◆ Task to carry out ◆
Check each line of the material. Copy those containing "curve".

-----

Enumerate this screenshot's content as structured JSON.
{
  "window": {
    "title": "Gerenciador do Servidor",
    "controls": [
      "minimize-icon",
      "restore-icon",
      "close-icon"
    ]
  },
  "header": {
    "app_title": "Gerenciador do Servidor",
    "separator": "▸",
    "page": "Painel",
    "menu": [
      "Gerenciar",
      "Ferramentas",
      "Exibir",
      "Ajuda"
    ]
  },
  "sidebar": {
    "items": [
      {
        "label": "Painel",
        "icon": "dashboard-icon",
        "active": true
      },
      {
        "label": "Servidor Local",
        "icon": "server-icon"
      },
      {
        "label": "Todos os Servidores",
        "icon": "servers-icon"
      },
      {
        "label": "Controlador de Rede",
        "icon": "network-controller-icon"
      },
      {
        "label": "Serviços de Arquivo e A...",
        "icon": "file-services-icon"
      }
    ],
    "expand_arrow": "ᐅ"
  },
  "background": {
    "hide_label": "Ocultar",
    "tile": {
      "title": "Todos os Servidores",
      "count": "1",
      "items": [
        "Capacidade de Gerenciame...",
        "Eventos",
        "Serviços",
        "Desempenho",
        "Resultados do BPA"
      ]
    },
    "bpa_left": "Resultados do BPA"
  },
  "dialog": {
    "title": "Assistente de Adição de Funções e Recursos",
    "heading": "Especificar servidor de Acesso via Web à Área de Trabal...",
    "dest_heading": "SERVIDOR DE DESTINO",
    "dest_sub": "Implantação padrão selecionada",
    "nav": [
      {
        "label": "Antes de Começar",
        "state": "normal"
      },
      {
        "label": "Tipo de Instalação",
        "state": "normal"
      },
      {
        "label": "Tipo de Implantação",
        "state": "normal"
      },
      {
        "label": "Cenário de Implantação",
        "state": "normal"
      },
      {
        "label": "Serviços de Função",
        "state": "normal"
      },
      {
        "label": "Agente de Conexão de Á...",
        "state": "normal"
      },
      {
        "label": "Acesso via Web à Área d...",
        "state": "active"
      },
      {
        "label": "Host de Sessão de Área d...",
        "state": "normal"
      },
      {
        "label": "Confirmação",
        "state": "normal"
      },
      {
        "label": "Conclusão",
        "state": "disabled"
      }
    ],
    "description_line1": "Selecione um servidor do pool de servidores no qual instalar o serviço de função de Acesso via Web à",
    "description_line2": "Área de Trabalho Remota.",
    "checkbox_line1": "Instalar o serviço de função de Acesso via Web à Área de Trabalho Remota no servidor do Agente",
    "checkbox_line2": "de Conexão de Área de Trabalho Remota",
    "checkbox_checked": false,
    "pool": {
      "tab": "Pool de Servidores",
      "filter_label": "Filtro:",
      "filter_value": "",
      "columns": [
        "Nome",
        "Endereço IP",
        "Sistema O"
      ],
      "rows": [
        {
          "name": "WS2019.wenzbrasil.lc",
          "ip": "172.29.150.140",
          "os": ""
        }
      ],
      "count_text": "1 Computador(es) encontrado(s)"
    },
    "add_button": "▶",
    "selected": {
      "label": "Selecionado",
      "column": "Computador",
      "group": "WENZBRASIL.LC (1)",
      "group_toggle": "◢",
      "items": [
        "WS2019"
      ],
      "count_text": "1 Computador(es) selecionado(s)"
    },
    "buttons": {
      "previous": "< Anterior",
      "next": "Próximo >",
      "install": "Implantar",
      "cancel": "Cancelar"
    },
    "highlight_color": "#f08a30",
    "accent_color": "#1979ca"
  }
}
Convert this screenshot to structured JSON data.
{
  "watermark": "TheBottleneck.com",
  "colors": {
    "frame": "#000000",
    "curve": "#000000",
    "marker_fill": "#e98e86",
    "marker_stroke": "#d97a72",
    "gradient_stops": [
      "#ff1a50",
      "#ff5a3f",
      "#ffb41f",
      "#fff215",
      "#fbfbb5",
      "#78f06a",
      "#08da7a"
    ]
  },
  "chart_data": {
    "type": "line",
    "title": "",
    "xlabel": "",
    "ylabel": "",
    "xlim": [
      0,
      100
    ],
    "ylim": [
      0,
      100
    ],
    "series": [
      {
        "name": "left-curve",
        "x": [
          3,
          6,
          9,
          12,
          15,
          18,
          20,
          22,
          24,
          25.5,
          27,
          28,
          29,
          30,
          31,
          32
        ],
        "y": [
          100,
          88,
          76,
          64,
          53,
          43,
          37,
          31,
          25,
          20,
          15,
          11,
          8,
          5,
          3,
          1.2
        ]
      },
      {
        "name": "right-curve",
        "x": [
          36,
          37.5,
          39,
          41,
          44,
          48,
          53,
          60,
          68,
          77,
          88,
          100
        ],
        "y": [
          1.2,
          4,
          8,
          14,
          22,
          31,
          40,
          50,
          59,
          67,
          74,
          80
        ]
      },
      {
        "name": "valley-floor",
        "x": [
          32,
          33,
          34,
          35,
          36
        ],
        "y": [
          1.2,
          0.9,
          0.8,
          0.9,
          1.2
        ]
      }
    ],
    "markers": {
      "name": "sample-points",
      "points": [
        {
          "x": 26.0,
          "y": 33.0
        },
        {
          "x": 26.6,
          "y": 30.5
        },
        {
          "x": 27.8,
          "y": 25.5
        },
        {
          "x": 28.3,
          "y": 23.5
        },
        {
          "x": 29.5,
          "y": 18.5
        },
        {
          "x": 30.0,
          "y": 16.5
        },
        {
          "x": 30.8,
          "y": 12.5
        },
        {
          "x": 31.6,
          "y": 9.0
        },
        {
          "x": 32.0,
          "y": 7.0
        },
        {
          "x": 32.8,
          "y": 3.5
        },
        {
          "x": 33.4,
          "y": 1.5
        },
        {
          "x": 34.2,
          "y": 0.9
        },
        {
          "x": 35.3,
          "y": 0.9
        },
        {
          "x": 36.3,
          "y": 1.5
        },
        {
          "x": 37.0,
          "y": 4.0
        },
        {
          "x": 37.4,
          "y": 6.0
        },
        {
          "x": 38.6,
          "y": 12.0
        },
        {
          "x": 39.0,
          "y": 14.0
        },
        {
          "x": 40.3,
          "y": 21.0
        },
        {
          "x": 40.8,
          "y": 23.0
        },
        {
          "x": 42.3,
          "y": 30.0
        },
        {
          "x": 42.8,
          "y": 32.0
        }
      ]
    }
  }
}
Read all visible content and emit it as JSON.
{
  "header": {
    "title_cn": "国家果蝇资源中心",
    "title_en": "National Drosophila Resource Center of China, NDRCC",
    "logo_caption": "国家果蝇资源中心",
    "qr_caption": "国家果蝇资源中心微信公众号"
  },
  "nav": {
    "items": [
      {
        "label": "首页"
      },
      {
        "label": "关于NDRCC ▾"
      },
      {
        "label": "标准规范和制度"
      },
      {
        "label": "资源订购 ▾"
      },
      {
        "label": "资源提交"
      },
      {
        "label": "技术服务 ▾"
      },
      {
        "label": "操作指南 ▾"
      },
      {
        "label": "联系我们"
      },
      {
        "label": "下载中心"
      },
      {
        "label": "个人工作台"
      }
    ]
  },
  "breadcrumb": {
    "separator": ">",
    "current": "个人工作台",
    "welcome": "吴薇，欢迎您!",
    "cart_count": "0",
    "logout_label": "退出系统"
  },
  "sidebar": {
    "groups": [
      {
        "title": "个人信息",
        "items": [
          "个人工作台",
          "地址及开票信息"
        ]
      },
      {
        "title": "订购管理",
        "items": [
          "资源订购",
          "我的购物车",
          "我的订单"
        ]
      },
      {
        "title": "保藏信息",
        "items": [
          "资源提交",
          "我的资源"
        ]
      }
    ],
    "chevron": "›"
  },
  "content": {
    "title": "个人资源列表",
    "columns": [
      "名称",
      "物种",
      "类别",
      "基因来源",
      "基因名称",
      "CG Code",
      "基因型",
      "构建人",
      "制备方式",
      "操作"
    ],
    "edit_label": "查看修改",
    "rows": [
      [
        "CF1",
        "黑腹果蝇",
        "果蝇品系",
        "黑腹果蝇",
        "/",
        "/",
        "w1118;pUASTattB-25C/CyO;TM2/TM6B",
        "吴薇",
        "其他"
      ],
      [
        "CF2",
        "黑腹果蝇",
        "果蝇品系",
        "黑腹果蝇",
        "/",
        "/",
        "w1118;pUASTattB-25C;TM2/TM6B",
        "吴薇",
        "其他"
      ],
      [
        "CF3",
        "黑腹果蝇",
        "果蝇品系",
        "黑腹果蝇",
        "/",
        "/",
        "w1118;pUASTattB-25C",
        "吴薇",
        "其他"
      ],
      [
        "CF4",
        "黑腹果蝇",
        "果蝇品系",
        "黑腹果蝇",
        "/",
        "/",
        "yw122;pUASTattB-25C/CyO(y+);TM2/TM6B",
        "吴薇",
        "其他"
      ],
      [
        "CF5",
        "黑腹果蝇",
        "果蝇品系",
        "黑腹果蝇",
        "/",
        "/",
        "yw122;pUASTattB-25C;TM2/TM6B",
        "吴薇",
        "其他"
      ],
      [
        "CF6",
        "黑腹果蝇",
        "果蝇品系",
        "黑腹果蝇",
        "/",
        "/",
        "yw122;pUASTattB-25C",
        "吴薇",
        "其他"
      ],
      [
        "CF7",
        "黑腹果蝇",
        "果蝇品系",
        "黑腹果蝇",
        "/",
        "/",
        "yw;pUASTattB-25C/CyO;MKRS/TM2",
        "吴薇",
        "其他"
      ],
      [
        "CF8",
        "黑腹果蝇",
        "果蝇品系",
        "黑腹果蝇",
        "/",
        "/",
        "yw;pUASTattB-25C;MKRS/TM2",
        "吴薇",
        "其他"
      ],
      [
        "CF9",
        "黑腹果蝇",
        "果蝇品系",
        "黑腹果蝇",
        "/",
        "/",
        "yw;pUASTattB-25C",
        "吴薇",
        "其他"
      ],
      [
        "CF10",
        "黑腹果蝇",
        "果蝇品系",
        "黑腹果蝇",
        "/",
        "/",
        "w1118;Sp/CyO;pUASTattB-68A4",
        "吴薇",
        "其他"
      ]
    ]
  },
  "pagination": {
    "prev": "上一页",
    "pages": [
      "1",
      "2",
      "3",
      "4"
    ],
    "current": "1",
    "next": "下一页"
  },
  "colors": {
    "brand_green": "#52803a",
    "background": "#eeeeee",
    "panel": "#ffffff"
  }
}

-----

◆ Solution to the exercise ◆
    "curve": "#000000",
        "name": "left-curve",
        "name": "right-curve",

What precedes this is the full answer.